──────── EXCERPTED DATA ────────

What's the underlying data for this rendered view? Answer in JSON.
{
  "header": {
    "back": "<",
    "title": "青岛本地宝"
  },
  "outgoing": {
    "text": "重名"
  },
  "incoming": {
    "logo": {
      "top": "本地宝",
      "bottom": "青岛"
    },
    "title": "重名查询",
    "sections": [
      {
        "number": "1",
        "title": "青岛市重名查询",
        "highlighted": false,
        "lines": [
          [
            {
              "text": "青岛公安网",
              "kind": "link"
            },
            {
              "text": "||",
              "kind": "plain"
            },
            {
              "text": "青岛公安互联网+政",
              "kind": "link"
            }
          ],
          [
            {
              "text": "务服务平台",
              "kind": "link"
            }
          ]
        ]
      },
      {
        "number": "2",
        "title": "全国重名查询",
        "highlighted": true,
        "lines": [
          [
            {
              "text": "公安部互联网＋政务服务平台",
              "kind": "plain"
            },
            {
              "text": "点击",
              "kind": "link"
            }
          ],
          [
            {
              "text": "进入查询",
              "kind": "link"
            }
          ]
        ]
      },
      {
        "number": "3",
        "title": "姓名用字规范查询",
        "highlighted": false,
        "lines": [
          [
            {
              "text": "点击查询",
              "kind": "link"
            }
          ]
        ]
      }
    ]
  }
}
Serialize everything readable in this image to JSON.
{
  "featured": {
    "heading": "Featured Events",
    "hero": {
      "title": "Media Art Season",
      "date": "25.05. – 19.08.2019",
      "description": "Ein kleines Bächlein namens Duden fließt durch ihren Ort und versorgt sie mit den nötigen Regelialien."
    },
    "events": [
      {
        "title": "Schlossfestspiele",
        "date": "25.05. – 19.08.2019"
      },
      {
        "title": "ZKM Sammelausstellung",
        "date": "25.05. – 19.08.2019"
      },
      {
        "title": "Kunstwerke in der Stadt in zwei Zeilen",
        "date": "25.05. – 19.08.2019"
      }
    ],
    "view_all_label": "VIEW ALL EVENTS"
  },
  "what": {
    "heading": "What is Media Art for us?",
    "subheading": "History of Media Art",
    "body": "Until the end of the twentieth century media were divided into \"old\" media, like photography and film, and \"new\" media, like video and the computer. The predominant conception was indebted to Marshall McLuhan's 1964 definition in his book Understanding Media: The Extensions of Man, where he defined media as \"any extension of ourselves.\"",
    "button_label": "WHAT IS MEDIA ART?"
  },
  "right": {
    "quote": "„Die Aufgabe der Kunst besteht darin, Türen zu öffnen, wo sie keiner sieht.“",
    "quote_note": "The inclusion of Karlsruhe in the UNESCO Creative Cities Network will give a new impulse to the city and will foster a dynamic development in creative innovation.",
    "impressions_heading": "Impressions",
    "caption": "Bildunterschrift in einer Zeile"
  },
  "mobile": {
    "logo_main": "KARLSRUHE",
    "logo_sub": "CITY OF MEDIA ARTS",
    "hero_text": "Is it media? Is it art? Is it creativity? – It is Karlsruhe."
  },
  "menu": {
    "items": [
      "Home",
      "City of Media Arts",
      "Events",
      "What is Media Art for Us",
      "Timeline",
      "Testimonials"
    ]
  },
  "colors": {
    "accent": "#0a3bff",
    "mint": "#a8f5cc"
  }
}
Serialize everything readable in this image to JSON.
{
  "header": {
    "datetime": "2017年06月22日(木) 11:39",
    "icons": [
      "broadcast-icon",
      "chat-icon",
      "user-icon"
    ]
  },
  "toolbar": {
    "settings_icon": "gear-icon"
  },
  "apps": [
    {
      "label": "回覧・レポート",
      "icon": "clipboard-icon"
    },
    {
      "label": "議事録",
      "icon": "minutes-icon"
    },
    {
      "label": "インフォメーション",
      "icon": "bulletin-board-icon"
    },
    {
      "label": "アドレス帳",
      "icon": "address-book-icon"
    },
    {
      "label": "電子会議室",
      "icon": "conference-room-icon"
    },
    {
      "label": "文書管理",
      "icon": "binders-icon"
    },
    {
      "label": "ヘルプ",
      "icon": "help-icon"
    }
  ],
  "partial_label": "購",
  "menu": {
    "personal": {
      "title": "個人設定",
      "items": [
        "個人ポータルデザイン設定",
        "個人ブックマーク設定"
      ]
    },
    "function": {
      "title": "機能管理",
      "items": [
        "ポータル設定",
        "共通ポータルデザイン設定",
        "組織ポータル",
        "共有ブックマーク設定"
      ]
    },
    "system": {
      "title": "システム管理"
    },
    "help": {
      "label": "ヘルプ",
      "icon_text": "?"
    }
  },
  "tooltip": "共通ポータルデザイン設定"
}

────────

### YOUR GOAL
Retype the whole listing above exactly.

### WORKED SOLUTION
What's the underlying data for this rendered view? Answer in JSON.
{
  "header": {
    "back": "<",
    "title": "青岛本地宝"
  },
  "outgoing": {
    "text": "重名"
  },
  "incoming": {
    "logo": {
      "top": "本地宝",
      "bottom": "青岛"
    },
    "title": "重名查询",
    "sections": [
      {
        "number": "1",
        "title": "青岛市重名查询",
        "highlighted": false,
        "lines": [
          [
            {
              "text": "青岛公安网",
              "kind": "link"
            },
            {
              "text": "||",
              "kind": "plain"
            },
            {
              "text": "青岛公安互联网+政",
              "kind": "link"
            }
          ],
          [
            {
              "text": "务服务平台",
              "kind": "link"
            }
          ]
        ]
      },
      {
        "number": "2",
        "title": "全国重名查询",
        "highlighted": true,
        "lines": [
          [
            {
              "text": "公安部互联网＋政务服务平台",
              "kind": "plain"
            },
            {
              "text": "点击",
              "kind": "link"
            }
          ],
          [
            {
              "text": "进入查询",
              "kind": "link"
            }
          ]
        ]
      },
      {
        "number": "3",
        "title": "姓名用字规范查询",
        "highlighted": false,
        "lines": [
          [
            {
              "text": "点击查询",
              "kind": "link"
            }
          ]
        ]
      }
    ]
  }
}
Serialize everything readable in this image to JSON.
{
  "featured": {
    "heading": "Featured Events",
    "hero": {
      "title": "Media Art Season",
      "date": "25.05. – 19.08.2019",
      "description": "Ein kleines Bächlein namens Duden fließt durch ihren Ort und versorgt sie mit den nötigen Regelialien."
    },
    "events": [
      {
        "title": "Schlossfestspiele",
        "date": "25.05. – 19.08.2019"
      },
      {
        "title": "ZKM Sammelausstellung",
        "date": "25.05. – 19.08.2019"
      },
      {
        "title": "Kunstwerke in der Stadt in zwei Zeilen",
        "date": "25.05. – 19.08.2019"
      }
    ],
    "view_all_label": "VIEW ALL EVENTS"
  },
  "what": {
    "heading": "What is Media Art for us?",
    "subheading": "History of Media Art",
    "body": "Until the end of the twentieth century media were divided into \"old\" media, like photography and film, and \"new\" media, like video and the computer. The predominant conception was indebted to Marshall McLuhan's 1964 definition in his book Understanding Media: The Extensions of Man, where he defined media as \"any extension of ourselves.\"",
    "button_label": "WHAT IS MEDIA ART?"
  },
  "right": {
    "quote": "„Die Aufgabe der Kunst besteht darin, Türen zu öffnen, wo sie keiner sieht.“",
    "quote_note": "The inclusion of Karlsruhe in the UNESCO Creative Cities Network will give a new impulse to the city and will foster a dynamic development in creative innovation.",
    "impressions_heading": "Impressions",
    "caption": "Bildunterschrift in einer Zeile"
  },
  "mobile": {
    "logo_main": "KARLSRUHE",
    "logo_sub": "CITY OF MEDIA ARTS",
    "hero_text": "Is it media? Is it art? Is it creativity? – It is Karlsruhe."
  },
  "menu": {
    "items": [
      "Home",
      "City of Media Arts",
      "Events",
      "What is Media Art for Us",
      "Timeline",
      "Testimonials"
    ]
  },
  "colors": {
    "accent": "#0a3bff",
    "mint": "#a8f5cc"
  }
}
Serialize everything readable in this image to JSON.
{
  "header": {
    "datetime": "2017年06月22日(木) 11:39",
    "icons": [
      "broadcast-icon",
      "chat-icon",
      "user-icon"
    ]
  },
  "toolbar": {
    "settings_icon": "gear-icon"
  },
  "apps": [
    {
      "label": "回覧・レポート",
      "icon": "clipboard-icon"
    },
    {
      "label": "議事録",
      "icon": "minutes-icon"
    },
    {
      "label": "インフォメーション",
      "icon": "bulletin-board-icon"
    },
    {
      "label": "アドレス帳",
      "icon": "address-book-icon"
    },
    {
      "label": "電子会議室",
      "icon": "conference-room-icon"
    },
    {
      "label": "文書管理",
      "icon": "binders-icon"
    },
    {
      "label": "ヘルプ",
      "icon": "help-icon"
    }
  ],
  "partial_label": "購",
  "menu": {
    "personal": {
      "title": "個人設定",
      "items": [
        "個人ポータルデザイン設定",
        "個人ブックマーク設定"
      ]
    },
    "function": {
      "title": "機能管理",
      "items": [
        "ポータル設定",
        "共通ポータルデザイン設定",
        "組織ポータル",
        "共有ブックマーク設定"
      ]
    },
    "system": {
      "title": "システム管理"
    },
    "help": {
      "label": "ヘルプ",
      "icon_text": "?"
    }
  },
  "tooltip": "共通ポータルデザイン設定"
}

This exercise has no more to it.